**PROVIDED DATA**:
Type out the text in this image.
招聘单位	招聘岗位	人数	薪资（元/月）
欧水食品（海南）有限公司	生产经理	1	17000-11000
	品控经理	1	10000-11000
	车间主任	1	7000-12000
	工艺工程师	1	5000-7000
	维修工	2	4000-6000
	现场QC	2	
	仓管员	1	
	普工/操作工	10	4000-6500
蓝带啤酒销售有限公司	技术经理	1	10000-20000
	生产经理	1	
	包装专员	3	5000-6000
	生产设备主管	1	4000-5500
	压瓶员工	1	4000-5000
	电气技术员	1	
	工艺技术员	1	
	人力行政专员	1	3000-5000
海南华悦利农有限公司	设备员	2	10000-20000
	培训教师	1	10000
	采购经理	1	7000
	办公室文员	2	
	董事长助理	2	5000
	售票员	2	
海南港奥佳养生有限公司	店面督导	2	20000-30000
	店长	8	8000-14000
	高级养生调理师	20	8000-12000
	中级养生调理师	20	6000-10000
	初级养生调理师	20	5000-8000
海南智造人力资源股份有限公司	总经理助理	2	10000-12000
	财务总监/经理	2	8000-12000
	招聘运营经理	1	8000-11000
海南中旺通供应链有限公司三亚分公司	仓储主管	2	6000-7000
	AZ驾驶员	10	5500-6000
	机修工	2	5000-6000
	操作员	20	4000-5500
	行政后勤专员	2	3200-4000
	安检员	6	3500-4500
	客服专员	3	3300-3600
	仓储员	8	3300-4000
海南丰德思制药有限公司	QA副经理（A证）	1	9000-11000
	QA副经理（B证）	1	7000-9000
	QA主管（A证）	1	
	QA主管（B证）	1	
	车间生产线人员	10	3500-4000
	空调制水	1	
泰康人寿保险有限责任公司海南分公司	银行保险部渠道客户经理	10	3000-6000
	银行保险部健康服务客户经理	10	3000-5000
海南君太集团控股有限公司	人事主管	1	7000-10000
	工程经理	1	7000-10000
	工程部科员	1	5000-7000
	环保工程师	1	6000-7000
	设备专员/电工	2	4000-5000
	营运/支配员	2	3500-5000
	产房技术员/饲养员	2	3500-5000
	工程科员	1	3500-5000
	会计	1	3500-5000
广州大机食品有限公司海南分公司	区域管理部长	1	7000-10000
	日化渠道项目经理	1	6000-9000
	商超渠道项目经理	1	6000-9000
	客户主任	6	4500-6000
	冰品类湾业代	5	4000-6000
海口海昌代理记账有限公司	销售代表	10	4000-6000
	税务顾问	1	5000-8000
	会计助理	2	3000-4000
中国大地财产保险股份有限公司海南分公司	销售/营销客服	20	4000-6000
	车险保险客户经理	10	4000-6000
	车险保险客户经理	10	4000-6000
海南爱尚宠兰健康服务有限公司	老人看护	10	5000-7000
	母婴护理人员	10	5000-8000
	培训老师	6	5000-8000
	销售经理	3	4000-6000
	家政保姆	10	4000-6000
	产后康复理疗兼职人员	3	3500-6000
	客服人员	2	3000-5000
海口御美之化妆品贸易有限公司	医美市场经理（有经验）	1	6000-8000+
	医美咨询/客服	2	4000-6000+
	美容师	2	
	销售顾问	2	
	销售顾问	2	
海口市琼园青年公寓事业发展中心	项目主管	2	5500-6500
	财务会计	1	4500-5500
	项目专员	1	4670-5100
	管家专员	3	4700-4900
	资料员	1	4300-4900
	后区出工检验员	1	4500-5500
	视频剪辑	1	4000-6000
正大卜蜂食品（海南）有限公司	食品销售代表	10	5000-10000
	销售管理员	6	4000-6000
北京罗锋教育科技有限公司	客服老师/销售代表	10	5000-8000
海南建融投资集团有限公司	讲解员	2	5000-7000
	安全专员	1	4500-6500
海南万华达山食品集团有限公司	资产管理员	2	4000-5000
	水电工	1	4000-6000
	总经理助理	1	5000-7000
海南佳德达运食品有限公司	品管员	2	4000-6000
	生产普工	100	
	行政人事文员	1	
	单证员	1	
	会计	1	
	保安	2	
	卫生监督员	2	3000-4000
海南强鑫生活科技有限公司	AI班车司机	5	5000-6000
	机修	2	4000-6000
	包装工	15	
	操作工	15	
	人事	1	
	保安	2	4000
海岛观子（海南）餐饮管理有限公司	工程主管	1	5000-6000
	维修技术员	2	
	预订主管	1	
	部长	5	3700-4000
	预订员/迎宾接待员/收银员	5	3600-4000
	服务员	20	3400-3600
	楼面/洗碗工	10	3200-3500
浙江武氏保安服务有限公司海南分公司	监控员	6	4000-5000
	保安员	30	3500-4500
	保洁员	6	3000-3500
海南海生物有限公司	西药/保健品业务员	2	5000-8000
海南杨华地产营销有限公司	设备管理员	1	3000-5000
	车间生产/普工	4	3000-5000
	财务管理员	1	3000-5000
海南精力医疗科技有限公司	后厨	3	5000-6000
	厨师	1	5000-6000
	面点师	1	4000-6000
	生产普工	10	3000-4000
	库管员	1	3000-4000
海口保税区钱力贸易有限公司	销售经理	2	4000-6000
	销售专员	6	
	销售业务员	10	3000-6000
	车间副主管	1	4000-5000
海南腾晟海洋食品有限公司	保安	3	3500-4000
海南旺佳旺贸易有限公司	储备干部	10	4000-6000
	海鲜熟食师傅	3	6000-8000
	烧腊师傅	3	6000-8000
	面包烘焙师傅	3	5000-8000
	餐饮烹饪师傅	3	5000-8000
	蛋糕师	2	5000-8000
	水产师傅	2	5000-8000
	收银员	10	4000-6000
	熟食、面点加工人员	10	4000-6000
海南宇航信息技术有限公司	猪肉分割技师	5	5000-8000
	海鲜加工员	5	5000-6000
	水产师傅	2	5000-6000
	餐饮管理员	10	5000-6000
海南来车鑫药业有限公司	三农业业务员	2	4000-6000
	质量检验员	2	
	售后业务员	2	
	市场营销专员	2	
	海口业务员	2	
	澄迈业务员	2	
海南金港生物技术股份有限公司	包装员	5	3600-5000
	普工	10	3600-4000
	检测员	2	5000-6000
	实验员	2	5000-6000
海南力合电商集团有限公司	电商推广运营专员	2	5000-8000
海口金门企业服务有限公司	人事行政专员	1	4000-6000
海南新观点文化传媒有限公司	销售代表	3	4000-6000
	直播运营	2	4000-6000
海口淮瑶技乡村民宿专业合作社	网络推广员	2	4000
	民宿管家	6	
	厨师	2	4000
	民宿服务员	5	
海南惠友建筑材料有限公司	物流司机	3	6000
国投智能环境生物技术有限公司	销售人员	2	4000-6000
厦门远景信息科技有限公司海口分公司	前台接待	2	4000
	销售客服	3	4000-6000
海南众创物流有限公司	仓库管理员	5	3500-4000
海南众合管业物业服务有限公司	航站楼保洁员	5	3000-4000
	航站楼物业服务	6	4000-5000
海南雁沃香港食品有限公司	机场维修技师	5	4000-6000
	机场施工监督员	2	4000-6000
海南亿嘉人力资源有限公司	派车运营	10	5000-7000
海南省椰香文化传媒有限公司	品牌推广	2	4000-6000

**THE PROBLEM**:
Return all the data above once more, precisely as given.

**OUTPUT FOR THIS TASK**:
Type out the text in this image.
招聘单位	招聘岗位	人数	薪资（元/月）
欧水食品（海南）有限公司	生产经理	1	17000-11000
	品控经理	1	10000-11000
	车间主任	1	7000-12000
	工艺工程师	1	5000-7000
	维修工	2	4000-6000
	现场QC	2	
	仓管员	1	
	普工/操作工	10	4000-6500
蓝带啤酒销售有限公司	技术经理	1	10000-20000
	生产经理	1	
	包装专员	3	5000-6000
	生产设备主管	1	4000-5500
	压瓶员工	1	4000-5000
	电气技术员	1	
	工艺技术员	1	
	人力行政专员	1	3000-5000
海南华悦利农有限公司	设备员	2	10000-20000
	培训教师	1	10000
	采购经理	1	7000
	办公室文员	2	
	董事长助理	2	5000
	售票员	2	
海南港奥佳养生有限公司	店面督导	2	20000-30000
	店长	8	8000-14000
	高级养生调理师	20	8000-12000
	中级养生调理师	20	6000-10000
	初级养生调理师	20	5000-8000
海南智造人力资源股份有限公司	总经理助理	2	10000-12000
	财务总监/经理	2	8000-12000
	招聘运营经理	1	8000-11000
海南中旺通供应链有限公司三亚分公司	仓储主管	2	6000-7000
	AZ驾驶员	10	5500-6000
	机修工	2	5000-6000
	操作员	20	4000-5500
	行政后勤专员	2	3200-4000
	安检员	6	3500-4500
	客服专员	3	3300-3600
	仓储员	8	3300-4000
海南丰德思制药有限公司	QA副经理（A证）	1	9000-11000
	QA副经理（B证）	1	7000-9000
	QA主管（A证）	1	
	QA主管（B证）	1	
	车间生产线人员	10	3500-4000
	空调制水	1	
泰康人寿保险有限责任公司海南分公司	银行保险部渠道客户经理	10	3000-6000
	银行保险部健康服务客户经理	10	3000-5000
海南君太集团控股有限公司	人事主管	1	7000-10000
	工程经理	1	7000-10000
	工程部科员	1	5000-7000
	环保工程师	1	6000-7000
	设备专员/电工	2	4000-5000
	营运/支配员	2	3500-5000
	产房技术员/饲养员	2	3500-5000
	工程科员	1	3500-5000
	会计	1	3500-5000
广州大机食品有限公司海南分公司	区域管理部长	1	7000-10000
	日化渠道项目经理	1	6000-9000
	商超渠道项目经理	1	6000-9000
	客户主任	6	4500-6000
	冰品类湾业代	5	4000-6000
海口海昌代理记账有限公司	销售代表	10	4000-6000
	税务顾问	1	5000-8000
	会计助理	2	3000-4000
中国大地财产保险股份有限公司海南分公司	销售/营销客服	20	4000-6000
	车险保险客户经理	10	4000-6000
	车险保险客户经理	10	4000-6000
海南爱尚宠兰健康服务有限公司	老人看护	10	5000-7000
	母婴护理人员	10	5000-8000
	培训老师	6	5000-8000
	销售经理	3	4000-6000
	家政保姆	10	4000-6000
	产后康复理疗兼职人员	3	3500-6000
	客服人员	2	3000-5000
海口御美之化妆品贸易有限公司	医美市场经理（有经验）	1	6000-8000+
	医美咨询/客服	2	4000-6000+
	美容师	2	
	销售顾问	2	
	销售顾问	2	
海口市琼园青年公寓事业发展中心	项目主管	2	5500-6500
	财务会计	1	4500-5500
	项目专员	1	4670-5100
	管家专员	3	4700-4900
	资料员	1	4300-4900
	后区出工检验员	1	4500-5500
	视频剪辑	1	4000-6000
正大卜蜂食品（海南）有限公司	食品销售代表	10	5000-10000
	销售管理员	6	4000-6000
北京罗锋教育科技有限公司	客服老师/销售代表	10	5000-8000
海南建融投资集团有限公司	讲解员	2	5000-7000
	安全专员	1	4500-6500
海南万华达山食品集团有限公司	资产管理员	2	4000-5000
	水电工	1	4000-6000
	总经理助理	1	5000-7000
海南佳德达运食品有限公司	品管员	2	4000-6000
	生产普工	100	
	行政人事文员	1	
	单证员	1	
	会计	1	
	保安	2	
	卫生监督员	2	3000-4000
海南强鑫生活科技有限公司	AI班车司机	5	5000-6000
	机修	2	4000-6000
	包装工	15	
	操作工	15	
	人事	1	
	保安	2	4000
海岛观子（海南）餐饮管理有限公司	工程主管	1	5000-6000
	维修技术员	2	
	预订主管	1	
	部长	5	3700-4000
	预订员/迎宾接待员/收银员	5	3600-4000
	服务员	20	3400-3600
	楼面/洗碗工	10	3200-3500
浙江武氏保安服务有限公司海南分公司	监控员	6	4000-5000
	保安员	30	3500-4500
	保洁员	6	3000-3500
海南海生物有限公司	西药/保健品业务员	2	5000-8000
海南杨华地产营销有限公司	设备管理员	1	3000-5000
	车间生产/普工	4	3000-5000
	财务管理员	1	3000-5000
海南精力医疗科技有限公司	后厨	3	5000-6000
	厨师	1	5000-6000
	面点师	1	4000-6000
	生产普工	10	3000-4000
	库管员	1	3000-4000
海口保税区钱力贸易有限公司	销售经理	2	4000-6000
	销售专员	6	
	销售业务员	10	3000-6000
	车间副主管	1	4000-5000
海南腾晟海洋食品有限公司	保安	3	3500-4000
海南旺佳旺贸易有限公司	储备干部	10	4000-6000
	海鲜熟食师傅	3	6000-8000
	烧腊师傅	3	6000-8000
	面包烘焙师傅	3	5000-8000
	餐饮烹饪师傅	3	5000-8000
	蛋糕师	2	5000-8000
	水产师傅	2	5000-8000
	收银员	10	4000-6000
	熟食、面点加工人员	10	4000-6000
海南宇航信息技术有限公司	猪肉分割技师	5	5000-8000
	海鲜加工员	5	5000-6000
	水产师傅	2	5000-6000
	餐饮管理员	10	5000-6000
海南来车鑫药业有限公司	三农业业务员	2	4000-6000
	质量检验员	2	
	售后业务员	2	
	市场营销专员	2	
	海口业务员	2	
	澄迈业务员	2	
海南金港生物技术股份有限公司	包装员	5	3600-5000
	普工	10	3600-4000
	检测员	2	5000-6000
	实验员	2	5000-6000
海南力合电商集团有限公司	电商推广运营专员	2	5000-8000
海口金门企业服务有限公司	人事行政专员	1	4000-6000
海南新观点文化传媒有限公司	销售代表	3	4000-6000
	直播运营	2	4000-6000
海口淮瑶技乡村民宿专业合作社	网络推广员	2	4000
	民宿管家	6	
	厨师	2	4000
	民宿服务员	5	
海南惠友建筑材料有限公司	物流司机	3	6000
国投智能环境生物技术有限公司	销售人员	2	4000-6000
厦门远景信息科技有限公司海口分公司	前台接待	2	4000
	销售客服	3	4000-6000
海南众创物流有限公司	仓库管理员	5	3500-4000
海南众合管业物业服务有限公司	航站楼保洁员	5	3000-4000
	航站楼物业服务	6	4000-5000
海南雁沃香港食品有限公司	机场维修技师	5	4000-6000
	机场施工监督员	2	4000-6000
海南亿嘉人力资源有限公司	派车运营	10	5000-7000
海南省椰香文化传媒有限公司	品牌推广	2	4000-6000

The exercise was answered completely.